■ **DATA TO USE**:

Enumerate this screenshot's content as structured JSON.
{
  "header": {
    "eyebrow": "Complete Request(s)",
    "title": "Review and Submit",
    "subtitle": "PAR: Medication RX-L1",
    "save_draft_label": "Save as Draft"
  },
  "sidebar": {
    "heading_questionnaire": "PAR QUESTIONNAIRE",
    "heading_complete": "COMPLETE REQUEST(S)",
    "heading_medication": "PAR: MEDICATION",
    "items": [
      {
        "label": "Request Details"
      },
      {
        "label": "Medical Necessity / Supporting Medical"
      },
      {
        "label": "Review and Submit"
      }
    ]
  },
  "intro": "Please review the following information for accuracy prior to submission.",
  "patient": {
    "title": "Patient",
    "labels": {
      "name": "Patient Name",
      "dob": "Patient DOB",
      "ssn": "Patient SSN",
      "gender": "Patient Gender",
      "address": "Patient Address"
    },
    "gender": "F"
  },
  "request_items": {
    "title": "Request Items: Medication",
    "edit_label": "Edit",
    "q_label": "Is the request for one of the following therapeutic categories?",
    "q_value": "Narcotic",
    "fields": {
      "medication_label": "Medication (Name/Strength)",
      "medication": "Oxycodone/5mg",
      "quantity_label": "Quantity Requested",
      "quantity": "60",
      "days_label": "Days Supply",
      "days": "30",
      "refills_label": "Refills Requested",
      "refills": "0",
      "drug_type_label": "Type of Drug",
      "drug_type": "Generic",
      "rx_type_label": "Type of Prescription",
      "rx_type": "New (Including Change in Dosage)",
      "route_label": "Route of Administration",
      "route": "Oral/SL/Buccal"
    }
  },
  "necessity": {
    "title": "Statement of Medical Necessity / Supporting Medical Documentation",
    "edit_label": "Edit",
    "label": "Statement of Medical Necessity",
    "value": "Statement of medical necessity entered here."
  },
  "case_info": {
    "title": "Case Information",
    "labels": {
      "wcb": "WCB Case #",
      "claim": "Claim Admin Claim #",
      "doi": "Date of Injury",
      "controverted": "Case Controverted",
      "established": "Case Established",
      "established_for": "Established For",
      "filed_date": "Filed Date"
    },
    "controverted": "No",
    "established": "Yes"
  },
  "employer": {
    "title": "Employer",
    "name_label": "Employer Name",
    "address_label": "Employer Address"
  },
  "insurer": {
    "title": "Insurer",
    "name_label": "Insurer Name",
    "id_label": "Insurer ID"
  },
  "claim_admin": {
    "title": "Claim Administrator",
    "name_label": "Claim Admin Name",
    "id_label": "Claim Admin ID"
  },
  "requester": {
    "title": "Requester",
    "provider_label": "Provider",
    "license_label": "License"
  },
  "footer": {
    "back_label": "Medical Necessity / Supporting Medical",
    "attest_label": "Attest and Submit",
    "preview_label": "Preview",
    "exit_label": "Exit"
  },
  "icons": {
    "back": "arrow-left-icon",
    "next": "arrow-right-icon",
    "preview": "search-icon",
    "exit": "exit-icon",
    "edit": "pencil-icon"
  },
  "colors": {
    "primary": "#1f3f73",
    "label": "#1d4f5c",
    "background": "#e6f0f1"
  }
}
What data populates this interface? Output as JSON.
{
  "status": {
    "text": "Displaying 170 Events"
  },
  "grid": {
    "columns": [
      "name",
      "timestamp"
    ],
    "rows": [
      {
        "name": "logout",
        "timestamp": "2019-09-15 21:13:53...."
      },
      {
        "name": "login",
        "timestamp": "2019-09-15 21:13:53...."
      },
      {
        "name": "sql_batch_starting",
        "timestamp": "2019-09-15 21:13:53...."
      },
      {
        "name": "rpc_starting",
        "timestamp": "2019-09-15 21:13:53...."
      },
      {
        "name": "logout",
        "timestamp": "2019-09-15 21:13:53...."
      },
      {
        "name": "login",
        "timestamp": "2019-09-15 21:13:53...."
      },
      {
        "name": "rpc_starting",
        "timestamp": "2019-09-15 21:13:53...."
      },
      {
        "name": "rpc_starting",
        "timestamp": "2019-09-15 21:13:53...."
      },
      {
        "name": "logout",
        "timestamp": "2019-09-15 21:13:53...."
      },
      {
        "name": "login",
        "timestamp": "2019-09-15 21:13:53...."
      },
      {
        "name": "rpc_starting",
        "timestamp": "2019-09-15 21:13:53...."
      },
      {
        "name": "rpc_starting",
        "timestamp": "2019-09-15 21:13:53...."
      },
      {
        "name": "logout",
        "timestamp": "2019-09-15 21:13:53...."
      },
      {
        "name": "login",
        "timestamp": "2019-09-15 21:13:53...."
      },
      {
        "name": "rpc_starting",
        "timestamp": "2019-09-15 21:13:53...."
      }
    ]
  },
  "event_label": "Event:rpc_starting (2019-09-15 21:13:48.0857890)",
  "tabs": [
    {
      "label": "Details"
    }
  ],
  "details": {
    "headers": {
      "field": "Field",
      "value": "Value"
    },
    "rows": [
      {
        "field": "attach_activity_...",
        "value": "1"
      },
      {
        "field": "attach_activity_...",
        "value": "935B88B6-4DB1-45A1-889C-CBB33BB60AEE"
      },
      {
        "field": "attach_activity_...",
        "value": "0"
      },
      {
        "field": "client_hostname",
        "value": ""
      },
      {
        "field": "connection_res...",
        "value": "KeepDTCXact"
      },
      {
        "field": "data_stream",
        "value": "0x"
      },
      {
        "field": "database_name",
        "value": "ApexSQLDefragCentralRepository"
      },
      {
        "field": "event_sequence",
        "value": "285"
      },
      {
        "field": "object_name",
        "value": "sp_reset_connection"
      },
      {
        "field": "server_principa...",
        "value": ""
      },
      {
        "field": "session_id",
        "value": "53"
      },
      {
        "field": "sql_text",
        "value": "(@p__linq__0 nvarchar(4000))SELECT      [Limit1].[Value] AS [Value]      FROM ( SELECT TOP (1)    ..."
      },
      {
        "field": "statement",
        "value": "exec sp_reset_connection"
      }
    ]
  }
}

■ **THE TASK**: Go through the records above, find every line with the word "Submit", and list those lines.

■ **RESULT OF THIS TASK**:
    "title": "Review and Submit",
        "label": "Review and Submit"
    "attest_label": "Attest and Submit",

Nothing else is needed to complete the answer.